- [WORK TO DO] Say how many lines include "structure", with no words around the number.

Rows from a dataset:
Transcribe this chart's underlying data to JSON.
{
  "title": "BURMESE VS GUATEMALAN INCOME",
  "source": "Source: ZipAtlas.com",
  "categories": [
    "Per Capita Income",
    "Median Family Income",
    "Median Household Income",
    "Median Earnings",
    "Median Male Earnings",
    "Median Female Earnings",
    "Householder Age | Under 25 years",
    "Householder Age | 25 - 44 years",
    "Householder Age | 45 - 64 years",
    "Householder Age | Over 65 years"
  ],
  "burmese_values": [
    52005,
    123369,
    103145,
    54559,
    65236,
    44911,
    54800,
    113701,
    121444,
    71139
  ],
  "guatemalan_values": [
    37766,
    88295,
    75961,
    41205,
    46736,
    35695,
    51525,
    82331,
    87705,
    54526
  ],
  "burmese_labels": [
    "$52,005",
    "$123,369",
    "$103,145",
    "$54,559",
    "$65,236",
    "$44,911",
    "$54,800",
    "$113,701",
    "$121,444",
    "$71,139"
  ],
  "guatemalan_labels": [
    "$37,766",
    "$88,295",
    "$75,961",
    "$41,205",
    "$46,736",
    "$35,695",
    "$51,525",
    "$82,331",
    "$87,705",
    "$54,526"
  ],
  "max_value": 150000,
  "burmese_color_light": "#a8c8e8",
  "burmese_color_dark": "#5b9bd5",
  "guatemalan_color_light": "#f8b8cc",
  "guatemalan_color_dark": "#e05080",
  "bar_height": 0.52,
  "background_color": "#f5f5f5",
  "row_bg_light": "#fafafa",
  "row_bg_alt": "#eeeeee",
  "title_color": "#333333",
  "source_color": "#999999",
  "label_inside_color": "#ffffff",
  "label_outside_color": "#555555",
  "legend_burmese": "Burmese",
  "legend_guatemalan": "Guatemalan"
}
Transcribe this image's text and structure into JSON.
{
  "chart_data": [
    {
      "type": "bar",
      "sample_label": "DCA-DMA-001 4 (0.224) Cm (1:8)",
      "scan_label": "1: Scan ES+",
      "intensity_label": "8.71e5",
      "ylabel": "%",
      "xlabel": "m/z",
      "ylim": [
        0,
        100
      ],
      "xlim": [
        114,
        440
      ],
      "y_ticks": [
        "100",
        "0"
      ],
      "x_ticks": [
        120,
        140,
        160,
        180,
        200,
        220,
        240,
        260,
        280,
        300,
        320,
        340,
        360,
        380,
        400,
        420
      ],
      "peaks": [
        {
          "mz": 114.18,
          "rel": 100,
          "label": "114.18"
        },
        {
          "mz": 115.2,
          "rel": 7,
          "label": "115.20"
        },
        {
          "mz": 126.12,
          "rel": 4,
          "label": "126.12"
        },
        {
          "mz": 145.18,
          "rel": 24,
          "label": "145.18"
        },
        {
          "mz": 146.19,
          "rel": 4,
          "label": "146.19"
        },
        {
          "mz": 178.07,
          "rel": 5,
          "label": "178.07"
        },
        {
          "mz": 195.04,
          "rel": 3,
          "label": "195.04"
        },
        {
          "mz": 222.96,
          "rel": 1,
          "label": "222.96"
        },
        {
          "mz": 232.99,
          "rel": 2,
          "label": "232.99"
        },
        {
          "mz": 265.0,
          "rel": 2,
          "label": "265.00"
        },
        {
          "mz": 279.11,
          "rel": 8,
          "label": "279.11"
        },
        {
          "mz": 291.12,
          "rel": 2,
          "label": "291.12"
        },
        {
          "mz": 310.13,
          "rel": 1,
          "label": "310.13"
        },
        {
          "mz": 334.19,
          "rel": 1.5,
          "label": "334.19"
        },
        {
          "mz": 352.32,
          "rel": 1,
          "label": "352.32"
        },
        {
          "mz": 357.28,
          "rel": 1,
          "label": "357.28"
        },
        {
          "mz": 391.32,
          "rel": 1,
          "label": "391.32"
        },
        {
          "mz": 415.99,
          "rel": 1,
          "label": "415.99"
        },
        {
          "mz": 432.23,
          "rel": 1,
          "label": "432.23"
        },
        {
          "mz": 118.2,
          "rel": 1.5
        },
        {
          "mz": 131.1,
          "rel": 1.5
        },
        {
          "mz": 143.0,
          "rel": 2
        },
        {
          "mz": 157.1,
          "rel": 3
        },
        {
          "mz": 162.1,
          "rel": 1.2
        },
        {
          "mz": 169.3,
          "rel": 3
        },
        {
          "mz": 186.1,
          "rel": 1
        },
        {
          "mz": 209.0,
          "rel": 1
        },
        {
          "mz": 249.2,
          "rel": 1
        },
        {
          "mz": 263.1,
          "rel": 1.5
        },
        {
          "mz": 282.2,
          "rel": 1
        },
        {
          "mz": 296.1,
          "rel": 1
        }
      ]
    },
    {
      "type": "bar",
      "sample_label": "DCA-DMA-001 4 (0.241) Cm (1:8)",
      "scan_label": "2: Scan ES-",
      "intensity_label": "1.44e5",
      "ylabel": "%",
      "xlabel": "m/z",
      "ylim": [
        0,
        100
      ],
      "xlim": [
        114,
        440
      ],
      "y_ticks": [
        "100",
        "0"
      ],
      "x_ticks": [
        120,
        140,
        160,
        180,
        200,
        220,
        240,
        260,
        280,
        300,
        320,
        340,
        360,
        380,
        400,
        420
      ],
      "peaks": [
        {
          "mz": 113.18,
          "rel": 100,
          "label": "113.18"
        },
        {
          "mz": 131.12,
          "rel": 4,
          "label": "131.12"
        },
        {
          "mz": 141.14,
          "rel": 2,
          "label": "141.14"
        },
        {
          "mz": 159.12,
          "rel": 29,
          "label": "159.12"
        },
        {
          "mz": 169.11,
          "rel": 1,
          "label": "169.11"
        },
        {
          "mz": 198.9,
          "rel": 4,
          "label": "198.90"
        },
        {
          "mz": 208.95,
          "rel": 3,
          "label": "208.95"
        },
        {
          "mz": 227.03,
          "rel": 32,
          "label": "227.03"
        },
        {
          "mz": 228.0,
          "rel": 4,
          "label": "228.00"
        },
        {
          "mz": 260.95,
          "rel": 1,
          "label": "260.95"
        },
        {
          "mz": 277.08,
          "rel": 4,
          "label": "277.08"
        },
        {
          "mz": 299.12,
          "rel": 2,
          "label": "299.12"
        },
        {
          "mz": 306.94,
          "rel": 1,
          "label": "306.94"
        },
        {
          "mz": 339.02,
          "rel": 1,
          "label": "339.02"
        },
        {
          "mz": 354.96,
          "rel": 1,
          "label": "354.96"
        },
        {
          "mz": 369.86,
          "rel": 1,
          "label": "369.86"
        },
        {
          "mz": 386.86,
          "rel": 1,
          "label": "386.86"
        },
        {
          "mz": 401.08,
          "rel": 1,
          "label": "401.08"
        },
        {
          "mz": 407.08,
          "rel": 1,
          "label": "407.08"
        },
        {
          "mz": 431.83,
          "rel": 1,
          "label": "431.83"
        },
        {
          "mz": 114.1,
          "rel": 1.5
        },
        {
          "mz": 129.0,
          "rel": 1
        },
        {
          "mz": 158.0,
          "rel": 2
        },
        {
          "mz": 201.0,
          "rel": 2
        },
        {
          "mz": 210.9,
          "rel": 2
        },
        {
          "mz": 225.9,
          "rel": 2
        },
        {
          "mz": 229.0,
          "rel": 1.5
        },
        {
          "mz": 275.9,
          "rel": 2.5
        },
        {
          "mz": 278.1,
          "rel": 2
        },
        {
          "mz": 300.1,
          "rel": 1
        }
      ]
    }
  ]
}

==

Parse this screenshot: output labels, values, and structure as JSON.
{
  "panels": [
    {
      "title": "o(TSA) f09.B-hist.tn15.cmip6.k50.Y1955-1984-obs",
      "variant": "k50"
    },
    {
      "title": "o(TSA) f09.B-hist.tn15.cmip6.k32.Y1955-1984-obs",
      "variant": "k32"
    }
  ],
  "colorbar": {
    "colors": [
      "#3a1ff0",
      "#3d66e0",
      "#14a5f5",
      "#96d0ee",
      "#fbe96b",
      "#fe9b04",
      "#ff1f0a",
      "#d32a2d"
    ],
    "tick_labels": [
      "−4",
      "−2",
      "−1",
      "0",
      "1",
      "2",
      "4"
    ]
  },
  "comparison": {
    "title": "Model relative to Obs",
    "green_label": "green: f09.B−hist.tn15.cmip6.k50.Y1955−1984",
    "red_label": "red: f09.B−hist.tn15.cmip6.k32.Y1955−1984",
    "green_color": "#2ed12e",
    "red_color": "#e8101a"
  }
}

- [EXERCISE RESULT] 2